EXERCISE MATERIALS section start
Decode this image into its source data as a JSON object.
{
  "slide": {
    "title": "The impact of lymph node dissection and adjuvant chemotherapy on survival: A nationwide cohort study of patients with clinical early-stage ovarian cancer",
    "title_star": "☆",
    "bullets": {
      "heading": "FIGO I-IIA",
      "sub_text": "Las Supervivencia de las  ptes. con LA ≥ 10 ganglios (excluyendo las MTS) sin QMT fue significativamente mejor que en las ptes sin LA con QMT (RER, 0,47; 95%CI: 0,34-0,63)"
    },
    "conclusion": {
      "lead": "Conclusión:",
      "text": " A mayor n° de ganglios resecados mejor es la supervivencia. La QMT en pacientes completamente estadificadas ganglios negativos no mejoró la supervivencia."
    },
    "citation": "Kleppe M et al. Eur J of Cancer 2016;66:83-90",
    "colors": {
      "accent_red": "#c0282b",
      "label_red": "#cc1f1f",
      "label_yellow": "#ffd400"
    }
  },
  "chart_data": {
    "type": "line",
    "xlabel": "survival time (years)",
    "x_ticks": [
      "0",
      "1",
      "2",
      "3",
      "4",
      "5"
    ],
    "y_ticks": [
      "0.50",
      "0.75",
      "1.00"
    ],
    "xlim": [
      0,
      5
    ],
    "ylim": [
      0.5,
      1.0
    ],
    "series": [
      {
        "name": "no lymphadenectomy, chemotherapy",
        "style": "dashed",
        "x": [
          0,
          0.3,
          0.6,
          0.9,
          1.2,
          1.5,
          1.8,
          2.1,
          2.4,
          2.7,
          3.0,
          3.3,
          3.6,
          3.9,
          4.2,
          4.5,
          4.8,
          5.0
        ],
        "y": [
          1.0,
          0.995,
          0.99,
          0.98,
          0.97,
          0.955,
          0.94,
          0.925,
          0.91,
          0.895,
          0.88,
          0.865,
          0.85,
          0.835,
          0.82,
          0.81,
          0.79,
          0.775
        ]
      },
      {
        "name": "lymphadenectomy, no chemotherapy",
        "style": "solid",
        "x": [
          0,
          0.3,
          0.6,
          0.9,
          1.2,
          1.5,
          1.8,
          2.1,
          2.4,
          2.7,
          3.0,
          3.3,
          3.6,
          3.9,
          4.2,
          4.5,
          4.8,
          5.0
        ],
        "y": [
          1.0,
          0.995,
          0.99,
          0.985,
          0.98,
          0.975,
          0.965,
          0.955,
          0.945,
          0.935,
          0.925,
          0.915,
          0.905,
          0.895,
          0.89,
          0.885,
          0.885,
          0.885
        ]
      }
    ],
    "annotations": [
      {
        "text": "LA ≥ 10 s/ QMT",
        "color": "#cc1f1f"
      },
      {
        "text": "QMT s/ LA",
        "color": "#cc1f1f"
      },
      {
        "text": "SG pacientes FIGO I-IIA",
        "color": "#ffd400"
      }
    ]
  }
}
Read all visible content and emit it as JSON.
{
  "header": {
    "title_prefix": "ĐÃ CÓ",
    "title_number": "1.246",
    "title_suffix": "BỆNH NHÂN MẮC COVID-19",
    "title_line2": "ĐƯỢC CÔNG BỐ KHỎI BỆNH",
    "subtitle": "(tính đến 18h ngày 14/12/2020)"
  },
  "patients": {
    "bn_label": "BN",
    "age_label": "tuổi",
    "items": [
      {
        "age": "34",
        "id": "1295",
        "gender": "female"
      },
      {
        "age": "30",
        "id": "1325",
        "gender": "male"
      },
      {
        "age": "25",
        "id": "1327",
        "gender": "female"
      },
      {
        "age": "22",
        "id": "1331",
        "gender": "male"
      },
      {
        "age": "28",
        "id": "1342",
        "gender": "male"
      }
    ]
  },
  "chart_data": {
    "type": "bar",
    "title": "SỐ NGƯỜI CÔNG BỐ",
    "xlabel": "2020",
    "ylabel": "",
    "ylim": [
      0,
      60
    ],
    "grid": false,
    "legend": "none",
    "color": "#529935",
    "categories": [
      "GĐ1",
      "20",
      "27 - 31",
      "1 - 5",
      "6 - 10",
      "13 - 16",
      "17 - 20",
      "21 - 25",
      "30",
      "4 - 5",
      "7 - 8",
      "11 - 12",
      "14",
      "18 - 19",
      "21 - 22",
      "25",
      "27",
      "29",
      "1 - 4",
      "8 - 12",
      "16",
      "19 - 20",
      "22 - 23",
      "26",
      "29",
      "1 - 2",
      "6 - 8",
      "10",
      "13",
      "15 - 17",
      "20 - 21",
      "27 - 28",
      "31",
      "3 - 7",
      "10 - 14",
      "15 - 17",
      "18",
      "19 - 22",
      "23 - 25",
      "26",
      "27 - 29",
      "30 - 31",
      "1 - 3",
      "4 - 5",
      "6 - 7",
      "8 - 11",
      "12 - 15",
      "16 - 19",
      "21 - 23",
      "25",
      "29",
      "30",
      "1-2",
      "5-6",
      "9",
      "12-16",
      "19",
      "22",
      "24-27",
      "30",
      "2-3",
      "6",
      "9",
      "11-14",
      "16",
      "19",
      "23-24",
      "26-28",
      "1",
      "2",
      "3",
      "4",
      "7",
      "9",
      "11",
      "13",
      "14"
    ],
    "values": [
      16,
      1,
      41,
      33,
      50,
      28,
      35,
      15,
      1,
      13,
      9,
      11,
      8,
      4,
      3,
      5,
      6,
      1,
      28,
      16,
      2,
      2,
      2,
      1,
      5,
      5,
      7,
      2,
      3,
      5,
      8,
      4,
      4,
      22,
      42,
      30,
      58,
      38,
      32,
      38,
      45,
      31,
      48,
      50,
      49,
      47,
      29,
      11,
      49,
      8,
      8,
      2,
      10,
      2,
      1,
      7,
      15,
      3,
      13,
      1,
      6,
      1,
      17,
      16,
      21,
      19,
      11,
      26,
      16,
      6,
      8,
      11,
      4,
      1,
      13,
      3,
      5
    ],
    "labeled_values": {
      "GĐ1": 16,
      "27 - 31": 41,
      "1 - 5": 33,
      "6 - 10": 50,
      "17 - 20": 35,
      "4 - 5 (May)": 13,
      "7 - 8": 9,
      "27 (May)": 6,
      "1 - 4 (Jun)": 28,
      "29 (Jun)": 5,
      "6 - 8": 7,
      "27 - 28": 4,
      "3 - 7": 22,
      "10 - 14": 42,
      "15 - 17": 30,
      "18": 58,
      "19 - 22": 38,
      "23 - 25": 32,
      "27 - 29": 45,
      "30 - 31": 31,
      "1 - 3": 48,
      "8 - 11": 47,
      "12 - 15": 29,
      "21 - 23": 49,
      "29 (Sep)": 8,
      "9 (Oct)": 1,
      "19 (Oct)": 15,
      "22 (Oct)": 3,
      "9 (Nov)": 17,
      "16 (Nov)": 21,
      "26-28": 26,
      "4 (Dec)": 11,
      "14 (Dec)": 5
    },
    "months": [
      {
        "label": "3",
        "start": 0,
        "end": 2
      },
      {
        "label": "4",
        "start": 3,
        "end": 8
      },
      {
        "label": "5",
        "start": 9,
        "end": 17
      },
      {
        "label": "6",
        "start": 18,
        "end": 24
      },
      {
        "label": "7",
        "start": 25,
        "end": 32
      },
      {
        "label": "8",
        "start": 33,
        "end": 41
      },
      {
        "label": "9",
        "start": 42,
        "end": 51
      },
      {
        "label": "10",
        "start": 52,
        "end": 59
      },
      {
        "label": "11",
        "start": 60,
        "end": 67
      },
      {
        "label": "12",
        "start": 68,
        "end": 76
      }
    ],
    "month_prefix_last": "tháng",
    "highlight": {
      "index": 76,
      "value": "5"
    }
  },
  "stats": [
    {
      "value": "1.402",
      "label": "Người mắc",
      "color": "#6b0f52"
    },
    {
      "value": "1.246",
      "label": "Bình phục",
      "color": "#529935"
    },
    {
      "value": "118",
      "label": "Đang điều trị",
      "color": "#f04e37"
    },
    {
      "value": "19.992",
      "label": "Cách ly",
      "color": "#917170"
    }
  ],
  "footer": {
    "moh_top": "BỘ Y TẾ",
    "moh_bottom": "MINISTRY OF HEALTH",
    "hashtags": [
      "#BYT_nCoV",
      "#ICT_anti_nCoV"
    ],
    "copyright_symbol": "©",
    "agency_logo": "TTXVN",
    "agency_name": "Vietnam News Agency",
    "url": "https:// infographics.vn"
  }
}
EXERCISE MATERIALS section end
- WORK ORDER -
Where a line in the listing above contains "pacientes", copy that line.

- WRITTEN RESPONSE -
      "text": " A mayor n° de ganglios resecados mejor es la supervivencia. La QMT en pacientes completamente estadificadas ganglios negativos no mejoró la supervivencia."
        "text": "SG pacientes FIGO I-IIA",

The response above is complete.